* _STATED GOAL_
Reproduce the records verbatim, beginning with their first line and continuing through the line that contains "star-icon[interactable] [307,543,329,565]", with both of those lines included.

* _RECORDS SHOWN_

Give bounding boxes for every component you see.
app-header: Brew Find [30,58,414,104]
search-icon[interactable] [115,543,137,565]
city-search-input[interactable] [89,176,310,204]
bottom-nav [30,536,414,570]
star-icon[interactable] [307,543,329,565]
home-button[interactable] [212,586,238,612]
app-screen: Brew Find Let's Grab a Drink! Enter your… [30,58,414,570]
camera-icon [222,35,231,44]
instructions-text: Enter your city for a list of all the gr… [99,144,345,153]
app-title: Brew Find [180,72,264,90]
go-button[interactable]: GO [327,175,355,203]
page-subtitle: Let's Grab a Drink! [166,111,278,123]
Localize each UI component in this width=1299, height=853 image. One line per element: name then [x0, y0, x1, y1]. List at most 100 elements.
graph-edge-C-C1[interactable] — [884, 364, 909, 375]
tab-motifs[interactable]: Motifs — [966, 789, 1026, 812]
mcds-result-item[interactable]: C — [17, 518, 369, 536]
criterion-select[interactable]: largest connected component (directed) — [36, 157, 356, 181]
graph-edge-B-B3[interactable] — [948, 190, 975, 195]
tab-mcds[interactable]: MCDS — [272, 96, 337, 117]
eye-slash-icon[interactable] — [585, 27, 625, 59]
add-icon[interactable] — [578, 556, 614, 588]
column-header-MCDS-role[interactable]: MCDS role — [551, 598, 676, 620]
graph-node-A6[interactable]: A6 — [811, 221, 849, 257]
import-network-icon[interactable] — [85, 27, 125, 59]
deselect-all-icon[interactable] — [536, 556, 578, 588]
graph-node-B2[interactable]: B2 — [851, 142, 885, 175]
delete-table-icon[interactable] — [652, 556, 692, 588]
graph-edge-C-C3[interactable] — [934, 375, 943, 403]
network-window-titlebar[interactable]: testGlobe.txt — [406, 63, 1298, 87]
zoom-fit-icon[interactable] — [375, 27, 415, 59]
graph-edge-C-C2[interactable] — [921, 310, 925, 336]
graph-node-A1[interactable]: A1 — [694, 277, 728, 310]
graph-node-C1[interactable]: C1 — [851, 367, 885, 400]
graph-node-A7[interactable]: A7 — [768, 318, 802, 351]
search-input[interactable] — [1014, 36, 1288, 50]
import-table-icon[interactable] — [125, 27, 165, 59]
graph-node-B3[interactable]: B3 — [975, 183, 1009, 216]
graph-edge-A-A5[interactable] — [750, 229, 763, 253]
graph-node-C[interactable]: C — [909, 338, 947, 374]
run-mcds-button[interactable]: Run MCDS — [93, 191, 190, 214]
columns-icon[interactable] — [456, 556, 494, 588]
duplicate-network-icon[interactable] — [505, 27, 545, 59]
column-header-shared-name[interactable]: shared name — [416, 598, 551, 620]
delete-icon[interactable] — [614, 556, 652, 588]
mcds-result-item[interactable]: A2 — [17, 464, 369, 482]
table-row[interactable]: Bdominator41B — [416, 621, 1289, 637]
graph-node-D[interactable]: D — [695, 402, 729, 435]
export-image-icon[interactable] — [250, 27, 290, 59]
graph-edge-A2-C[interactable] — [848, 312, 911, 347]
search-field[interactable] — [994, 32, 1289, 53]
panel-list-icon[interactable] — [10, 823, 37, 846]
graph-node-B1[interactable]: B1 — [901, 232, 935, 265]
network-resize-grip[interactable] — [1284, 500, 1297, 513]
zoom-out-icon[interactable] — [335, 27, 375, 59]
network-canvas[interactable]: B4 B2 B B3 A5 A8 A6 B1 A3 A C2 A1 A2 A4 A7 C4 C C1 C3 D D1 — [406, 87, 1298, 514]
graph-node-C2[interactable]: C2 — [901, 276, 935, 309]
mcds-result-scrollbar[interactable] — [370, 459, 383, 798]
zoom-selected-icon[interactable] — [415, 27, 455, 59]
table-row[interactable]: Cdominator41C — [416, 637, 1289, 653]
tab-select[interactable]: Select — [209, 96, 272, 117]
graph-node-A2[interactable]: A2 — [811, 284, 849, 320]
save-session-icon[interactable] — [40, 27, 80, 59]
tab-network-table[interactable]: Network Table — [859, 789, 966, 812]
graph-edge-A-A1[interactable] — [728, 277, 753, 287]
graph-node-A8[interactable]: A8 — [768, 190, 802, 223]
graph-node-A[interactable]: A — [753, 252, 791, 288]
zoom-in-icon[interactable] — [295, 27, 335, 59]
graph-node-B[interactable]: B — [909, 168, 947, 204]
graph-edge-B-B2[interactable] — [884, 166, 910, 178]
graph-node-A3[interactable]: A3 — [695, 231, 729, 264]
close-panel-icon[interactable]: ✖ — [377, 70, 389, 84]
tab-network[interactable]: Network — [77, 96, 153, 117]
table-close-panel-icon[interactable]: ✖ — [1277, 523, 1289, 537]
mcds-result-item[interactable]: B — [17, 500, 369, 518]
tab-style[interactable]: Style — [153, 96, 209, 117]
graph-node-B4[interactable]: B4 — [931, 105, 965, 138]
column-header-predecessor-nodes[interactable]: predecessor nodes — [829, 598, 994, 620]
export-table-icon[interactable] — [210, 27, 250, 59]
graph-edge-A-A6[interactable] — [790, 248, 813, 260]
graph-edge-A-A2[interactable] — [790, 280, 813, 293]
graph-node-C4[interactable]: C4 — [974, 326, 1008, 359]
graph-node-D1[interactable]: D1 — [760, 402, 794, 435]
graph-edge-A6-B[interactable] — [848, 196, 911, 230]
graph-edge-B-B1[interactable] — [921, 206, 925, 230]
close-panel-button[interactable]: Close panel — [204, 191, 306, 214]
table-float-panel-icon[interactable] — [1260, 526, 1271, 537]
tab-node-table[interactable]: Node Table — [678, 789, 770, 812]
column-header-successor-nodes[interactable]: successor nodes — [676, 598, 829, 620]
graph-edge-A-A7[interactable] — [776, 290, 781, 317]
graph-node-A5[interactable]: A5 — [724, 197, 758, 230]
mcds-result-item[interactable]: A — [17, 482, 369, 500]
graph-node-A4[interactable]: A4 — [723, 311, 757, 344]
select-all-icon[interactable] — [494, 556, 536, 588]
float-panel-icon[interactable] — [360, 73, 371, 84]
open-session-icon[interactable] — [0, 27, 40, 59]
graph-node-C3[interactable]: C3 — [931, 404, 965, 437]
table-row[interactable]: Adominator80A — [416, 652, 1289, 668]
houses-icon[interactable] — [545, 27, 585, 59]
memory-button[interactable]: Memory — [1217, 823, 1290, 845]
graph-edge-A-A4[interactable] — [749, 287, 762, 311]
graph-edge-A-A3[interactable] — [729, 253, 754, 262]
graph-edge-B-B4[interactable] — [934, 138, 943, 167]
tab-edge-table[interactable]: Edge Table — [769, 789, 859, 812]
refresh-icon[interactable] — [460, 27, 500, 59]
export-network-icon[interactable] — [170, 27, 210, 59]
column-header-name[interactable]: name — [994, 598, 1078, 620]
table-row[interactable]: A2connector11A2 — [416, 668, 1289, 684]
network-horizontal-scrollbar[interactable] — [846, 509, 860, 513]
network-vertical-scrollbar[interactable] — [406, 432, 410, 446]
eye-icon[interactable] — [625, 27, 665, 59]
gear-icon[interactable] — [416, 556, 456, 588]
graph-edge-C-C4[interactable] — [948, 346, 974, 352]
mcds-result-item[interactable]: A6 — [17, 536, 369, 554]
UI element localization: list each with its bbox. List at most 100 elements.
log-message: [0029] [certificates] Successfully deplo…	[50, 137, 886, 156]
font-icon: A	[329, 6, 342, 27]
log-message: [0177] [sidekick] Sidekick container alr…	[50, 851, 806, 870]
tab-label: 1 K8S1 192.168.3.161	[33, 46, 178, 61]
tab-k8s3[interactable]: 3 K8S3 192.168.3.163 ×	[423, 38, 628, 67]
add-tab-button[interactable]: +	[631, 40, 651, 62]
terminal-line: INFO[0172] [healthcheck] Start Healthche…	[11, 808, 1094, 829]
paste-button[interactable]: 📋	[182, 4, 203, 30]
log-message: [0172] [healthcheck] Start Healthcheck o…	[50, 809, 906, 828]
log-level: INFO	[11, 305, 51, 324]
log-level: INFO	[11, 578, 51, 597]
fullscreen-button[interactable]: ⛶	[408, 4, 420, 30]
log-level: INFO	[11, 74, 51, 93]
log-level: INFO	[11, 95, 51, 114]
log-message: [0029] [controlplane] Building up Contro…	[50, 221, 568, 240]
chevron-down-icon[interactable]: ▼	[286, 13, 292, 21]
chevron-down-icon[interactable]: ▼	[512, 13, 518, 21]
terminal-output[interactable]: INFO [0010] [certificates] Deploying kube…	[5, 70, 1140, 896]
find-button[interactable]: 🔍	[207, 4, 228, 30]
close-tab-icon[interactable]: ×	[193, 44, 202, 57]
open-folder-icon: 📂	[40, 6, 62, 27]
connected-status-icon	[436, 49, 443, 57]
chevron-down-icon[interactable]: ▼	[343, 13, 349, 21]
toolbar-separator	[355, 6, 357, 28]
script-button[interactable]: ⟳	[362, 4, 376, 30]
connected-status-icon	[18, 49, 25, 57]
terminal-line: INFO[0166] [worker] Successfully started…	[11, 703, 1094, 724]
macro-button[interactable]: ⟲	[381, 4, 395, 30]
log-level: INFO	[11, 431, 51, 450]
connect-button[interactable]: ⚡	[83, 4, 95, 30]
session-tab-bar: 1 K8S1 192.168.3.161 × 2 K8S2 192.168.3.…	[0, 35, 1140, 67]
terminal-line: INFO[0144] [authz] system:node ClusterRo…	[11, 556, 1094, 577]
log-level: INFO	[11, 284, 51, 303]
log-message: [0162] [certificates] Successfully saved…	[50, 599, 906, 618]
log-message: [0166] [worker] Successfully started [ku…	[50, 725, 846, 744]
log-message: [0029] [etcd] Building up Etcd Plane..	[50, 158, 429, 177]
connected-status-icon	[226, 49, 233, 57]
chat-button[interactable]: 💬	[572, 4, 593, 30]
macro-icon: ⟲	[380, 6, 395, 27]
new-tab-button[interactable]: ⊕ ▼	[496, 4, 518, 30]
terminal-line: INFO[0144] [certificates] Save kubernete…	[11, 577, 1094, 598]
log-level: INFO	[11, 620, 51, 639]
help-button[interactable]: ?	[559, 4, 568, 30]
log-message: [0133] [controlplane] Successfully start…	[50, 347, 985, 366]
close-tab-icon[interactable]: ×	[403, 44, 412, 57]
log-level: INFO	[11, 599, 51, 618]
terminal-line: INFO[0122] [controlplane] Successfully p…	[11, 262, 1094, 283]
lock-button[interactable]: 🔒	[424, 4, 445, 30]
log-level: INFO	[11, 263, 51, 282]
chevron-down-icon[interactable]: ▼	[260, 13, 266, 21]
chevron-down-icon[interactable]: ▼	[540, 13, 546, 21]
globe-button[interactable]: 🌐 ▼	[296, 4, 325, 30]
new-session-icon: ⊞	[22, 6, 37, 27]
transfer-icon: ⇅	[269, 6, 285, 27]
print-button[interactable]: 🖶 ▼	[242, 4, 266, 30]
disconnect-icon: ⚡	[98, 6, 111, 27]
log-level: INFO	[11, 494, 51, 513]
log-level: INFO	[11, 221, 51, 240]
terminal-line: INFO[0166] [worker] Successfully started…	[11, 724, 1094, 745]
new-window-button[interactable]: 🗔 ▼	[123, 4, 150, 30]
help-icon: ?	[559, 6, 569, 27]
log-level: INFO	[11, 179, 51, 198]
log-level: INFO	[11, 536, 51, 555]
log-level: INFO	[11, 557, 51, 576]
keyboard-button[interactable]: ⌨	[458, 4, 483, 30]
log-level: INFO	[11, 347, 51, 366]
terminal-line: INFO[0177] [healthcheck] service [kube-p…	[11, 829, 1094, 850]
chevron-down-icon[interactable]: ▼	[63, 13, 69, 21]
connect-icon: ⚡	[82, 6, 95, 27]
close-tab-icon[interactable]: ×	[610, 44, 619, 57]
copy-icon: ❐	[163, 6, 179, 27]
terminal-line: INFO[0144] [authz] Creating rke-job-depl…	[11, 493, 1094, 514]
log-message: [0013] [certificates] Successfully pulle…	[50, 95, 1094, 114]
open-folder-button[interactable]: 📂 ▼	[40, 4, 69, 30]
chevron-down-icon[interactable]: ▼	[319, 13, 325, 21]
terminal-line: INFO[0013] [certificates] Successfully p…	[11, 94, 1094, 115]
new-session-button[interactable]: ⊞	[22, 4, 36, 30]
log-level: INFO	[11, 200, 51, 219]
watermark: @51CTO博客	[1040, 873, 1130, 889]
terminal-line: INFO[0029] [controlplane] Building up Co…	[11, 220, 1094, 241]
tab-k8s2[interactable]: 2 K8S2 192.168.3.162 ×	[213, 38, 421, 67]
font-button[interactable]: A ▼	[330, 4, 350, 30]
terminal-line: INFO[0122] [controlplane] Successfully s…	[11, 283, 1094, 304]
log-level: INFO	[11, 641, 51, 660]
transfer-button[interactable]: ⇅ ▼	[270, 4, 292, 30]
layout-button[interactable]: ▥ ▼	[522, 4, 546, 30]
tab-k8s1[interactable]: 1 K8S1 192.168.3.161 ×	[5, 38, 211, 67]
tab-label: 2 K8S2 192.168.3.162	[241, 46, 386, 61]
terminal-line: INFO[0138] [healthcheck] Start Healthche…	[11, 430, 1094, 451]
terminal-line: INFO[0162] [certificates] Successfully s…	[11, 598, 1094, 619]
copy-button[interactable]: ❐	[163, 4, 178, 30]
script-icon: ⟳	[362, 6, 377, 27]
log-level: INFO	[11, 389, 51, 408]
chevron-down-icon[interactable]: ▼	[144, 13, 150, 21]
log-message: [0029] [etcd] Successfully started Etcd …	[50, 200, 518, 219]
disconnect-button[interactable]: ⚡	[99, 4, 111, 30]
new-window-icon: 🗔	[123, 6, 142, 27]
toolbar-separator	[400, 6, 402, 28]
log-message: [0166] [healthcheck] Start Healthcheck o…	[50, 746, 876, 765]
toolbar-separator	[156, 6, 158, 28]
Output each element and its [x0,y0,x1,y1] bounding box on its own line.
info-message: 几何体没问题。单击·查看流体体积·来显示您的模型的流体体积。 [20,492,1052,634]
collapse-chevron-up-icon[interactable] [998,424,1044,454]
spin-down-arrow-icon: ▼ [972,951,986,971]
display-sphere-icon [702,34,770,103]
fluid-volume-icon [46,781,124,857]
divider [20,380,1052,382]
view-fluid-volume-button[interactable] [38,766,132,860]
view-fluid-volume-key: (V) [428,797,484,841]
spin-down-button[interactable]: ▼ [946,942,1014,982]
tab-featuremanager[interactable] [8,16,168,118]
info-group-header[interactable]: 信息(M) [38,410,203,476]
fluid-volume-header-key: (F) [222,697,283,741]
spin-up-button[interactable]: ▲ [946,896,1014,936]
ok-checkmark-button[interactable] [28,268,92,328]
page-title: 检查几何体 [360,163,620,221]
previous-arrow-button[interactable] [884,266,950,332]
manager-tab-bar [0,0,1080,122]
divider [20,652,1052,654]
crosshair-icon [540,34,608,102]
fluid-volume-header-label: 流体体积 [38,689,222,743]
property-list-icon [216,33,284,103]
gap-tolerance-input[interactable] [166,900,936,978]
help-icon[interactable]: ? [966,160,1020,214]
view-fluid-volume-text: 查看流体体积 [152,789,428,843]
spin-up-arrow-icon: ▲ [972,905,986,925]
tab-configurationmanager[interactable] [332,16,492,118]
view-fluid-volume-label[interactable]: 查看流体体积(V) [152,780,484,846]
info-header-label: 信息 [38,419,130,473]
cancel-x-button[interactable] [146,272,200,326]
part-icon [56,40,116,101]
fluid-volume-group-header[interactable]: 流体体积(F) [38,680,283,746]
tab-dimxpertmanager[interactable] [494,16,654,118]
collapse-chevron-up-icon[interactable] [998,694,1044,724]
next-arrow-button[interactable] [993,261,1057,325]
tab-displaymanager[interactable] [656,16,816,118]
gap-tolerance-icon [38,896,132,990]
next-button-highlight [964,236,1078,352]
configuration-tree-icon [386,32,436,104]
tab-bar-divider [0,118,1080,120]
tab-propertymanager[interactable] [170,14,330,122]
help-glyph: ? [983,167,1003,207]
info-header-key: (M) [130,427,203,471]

* _ANSWER_
Give bounding boxes for every component you see.
app-header: Brew Find [30,58,414,104]
search-icon[interactable] [115,543,137,565]
city-search-input[interactable] [89,176,310,204]
bottom-nav [30,536,414,570]
star-icon[interactable] [307,543,329,565]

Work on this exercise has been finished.